> **DATASET CONTENT**:
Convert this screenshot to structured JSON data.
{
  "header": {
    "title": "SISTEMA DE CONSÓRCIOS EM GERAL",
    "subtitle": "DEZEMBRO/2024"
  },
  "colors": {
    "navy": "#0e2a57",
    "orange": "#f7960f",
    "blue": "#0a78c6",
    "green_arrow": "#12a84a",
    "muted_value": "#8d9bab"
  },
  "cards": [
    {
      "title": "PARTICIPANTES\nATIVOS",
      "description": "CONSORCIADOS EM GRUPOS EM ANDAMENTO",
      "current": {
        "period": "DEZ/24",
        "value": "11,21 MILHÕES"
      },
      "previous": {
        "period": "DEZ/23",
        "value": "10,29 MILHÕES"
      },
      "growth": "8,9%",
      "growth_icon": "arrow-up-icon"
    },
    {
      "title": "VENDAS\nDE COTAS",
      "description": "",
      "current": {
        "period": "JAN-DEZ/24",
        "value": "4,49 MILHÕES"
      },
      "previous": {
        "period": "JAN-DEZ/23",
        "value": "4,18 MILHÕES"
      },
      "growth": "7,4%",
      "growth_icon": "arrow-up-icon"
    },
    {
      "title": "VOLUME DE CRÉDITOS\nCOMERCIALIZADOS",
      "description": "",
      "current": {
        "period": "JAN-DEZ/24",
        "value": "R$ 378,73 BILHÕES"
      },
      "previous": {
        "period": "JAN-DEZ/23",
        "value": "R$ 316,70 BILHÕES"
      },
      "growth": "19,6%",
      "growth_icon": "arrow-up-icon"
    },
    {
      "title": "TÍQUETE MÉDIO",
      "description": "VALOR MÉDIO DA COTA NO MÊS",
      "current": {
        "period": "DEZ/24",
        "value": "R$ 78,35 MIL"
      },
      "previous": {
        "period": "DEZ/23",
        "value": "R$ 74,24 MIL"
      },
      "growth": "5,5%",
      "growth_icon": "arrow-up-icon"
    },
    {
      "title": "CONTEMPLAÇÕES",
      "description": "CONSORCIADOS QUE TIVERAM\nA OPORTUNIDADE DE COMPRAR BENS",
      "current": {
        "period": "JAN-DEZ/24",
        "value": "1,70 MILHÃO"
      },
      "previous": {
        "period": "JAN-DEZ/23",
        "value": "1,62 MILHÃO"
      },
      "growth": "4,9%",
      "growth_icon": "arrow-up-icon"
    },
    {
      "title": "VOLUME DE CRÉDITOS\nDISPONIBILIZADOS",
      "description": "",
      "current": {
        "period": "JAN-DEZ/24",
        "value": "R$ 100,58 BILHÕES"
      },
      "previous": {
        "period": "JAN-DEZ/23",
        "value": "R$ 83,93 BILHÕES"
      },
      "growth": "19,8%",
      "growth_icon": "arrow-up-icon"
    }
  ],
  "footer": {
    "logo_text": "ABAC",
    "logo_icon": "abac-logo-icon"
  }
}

> **TASK INSTRUCTIONS**:
Work through the records above line by line and count those that hold the string "MILHÕES". Give only the result.

> **WRITTEN RESPONSE**:
4